-- BEGIN --

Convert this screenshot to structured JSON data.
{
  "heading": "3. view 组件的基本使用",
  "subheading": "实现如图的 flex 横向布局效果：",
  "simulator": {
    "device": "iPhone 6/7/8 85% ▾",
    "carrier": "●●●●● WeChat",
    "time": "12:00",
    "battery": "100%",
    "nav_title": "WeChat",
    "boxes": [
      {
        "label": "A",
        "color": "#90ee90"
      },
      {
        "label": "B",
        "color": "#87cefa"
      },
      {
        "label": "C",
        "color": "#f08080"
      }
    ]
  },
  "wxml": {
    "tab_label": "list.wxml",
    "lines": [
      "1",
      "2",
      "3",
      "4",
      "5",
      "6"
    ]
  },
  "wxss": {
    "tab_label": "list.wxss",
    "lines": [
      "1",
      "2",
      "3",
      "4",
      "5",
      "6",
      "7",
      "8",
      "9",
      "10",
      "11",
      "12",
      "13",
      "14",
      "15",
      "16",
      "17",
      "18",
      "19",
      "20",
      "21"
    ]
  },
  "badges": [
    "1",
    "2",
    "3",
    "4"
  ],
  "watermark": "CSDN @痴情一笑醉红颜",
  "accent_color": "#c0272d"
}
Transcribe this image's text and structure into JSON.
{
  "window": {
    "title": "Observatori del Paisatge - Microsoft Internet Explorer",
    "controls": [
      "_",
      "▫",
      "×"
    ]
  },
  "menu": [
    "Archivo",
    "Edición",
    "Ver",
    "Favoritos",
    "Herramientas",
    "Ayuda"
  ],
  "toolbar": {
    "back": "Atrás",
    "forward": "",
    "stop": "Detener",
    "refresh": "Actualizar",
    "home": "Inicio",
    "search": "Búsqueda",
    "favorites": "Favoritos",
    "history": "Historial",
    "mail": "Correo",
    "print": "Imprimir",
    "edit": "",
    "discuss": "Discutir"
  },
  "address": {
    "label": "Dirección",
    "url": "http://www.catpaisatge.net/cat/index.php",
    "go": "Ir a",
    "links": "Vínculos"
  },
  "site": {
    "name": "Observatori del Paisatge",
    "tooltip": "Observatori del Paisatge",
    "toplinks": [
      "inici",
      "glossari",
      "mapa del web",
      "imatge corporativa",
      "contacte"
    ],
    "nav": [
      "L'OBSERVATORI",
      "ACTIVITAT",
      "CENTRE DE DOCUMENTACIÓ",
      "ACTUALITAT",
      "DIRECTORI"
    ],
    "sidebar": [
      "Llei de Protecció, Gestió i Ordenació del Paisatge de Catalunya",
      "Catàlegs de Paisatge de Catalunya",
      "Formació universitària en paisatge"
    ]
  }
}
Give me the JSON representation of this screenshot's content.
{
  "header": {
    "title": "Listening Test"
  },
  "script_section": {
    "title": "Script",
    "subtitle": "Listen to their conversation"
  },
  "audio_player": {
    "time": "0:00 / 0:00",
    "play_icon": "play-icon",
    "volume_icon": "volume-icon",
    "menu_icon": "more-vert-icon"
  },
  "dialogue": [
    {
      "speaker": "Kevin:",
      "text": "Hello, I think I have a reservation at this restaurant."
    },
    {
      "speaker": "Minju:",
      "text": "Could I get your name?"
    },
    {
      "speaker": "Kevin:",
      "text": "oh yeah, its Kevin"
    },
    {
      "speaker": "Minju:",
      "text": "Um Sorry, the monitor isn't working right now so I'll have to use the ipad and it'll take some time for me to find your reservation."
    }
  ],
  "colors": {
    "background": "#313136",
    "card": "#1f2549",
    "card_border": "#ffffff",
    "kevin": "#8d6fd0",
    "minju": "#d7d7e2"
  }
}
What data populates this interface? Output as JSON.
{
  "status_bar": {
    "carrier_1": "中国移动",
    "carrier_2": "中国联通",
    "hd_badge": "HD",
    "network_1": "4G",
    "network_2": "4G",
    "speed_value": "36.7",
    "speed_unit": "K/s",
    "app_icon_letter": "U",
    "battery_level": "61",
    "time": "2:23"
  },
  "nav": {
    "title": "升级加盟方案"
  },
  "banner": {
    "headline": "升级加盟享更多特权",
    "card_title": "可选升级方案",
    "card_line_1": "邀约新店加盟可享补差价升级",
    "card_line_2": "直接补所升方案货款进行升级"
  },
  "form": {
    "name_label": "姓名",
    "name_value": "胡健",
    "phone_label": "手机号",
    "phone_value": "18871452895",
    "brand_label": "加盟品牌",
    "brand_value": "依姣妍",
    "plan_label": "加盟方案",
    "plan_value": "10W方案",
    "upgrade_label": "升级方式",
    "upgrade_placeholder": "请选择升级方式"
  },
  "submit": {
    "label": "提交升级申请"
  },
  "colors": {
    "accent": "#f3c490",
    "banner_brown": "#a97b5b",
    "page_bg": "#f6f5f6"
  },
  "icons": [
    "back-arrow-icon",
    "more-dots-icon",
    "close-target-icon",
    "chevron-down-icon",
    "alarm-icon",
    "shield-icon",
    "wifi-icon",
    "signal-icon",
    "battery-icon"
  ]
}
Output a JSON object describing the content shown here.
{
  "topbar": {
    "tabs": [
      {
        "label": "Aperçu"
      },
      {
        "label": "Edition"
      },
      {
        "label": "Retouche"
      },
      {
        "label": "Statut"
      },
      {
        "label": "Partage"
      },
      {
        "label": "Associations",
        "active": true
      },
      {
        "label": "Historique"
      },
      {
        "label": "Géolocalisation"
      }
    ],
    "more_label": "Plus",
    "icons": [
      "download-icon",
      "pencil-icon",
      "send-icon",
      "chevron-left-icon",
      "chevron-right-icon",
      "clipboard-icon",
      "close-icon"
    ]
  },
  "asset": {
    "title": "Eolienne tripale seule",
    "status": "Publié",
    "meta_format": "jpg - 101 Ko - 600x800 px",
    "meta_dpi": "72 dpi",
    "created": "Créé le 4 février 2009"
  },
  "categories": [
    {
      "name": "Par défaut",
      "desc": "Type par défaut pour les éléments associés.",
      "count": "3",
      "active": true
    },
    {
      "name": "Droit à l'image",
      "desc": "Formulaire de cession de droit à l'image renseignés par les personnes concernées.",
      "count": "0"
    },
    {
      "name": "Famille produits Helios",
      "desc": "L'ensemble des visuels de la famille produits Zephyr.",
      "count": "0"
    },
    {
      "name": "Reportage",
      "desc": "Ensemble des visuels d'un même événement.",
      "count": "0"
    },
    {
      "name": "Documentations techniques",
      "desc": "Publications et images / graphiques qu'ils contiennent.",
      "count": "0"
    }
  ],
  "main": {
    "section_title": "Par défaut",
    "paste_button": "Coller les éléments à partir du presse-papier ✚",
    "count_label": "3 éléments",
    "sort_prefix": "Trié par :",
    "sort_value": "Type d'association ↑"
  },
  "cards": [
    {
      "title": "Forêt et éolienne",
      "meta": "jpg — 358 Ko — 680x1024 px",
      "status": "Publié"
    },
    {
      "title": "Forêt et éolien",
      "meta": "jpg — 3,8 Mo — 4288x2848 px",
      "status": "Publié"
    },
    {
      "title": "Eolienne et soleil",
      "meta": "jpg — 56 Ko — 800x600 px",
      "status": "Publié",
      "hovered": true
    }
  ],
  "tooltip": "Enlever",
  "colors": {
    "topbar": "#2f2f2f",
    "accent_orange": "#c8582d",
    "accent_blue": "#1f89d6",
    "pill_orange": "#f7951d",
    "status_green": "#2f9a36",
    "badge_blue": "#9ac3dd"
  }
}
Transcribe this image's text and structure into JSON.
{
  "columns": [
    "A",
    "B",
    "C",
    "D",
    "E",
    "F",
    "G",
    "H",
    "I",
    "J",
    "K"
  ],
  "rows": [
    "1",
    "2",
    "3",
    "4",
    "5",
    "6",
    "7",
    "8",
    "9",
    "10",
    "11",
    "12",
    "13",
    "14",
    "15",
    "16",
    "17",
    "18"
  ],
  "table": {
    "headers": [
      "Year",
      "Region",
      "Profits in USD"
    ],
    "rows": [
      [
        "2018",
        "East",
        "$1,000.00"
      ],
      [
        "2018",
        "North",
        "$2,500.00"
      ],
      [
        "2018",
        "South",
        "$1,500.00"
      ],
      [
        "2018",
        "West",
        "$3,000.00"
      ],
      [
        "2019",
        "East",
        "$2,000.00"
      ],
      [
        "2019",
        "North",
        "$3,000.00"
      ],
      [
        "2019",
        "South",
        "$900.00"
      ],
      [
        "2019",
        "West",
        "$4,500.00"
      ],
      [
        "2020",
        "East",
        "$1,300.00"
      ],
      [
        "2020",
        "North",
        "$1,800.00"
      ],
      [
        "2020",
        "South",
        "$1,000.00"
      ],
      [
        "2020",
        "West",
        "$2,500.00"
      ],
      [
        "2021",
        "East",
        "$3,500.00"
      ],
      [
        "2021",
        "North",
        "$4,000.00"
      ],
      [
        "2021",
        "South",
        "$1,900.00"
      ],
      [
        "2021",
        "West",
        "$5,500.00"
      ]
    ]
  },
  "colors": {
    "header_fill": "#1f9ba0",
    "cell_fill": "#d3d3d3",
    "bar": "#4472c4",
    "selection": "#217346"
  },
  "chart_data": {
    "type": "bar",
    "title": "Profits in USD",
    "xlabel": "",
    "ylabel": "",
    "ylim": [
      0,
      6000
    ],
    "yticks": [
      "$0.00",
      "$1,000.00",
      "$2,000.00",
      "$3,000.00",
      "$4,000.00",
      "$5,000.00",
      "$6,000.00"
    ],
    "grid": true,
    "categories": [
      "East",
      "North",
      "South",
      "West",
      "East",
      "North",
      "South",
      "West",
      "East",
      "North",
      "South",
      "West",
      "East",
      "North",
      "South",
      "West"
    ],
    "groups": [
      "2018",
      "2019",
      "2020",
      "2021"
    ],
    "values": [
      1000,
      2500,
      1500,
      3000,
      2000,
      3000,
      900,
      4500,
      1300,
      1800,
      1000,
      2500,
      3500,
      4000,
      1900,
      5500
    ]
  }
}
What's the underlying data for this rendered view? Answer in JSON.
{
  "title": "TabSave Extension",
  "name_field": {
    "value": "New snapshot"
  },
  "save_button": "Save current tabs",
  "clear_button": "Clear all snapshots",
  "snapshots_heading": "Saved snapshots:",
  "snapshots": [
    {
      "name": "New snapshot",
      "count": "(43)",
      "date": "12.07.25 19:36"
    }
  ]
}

-- END --

**THE REQUEST:** Each line that holds the word "tooltip" is to be copied.

**TASK SOLUTION:**
    "tooltip": "Observatori del Paisatge",
  "tooltip": "Enlever",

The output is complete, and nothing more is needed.